Return every line of the data below that includes the string "description".
[start of Data excerpts]
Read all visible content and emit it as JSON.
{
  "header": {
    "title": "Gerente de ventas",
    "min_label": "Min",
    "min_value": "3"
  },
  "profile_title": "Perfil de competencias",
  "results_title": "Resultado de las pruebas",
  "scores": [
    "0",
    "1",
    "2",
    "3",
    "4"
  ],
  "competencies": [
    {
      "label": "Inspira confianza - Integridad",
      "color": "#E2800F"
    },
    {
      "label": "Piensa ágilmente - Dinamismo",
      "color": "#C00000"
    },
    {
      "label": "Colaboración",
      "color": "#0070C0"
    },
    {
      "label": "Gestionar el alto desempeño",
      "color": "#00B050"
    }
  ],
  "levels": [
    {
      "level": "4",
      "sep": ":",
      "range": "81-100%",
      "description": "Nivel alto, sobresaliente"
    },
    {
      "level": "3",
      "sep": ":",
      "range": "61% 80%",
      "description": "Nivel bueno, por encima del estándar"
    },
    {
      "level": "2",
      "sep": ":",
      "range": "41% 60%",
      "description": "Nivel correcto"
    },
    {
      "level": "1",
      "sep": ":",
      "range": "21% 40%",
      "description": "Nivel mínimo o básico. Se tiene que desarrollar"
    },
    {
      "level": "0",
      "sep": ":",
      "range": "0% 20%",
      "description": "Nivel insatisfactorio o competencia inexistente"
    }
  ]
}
[end of Data excerpts]
> Written solution
      "description": "Nivel alto, sobresaliente"
      "description": "Nivel bueno, por encima del estándar"
      "description": "Nivel correcto"
      "description": "Nivel mínimo o básico. Se tiene que desarrollar"
      "description": "Nivel insatisfactorio o competencia inexistente"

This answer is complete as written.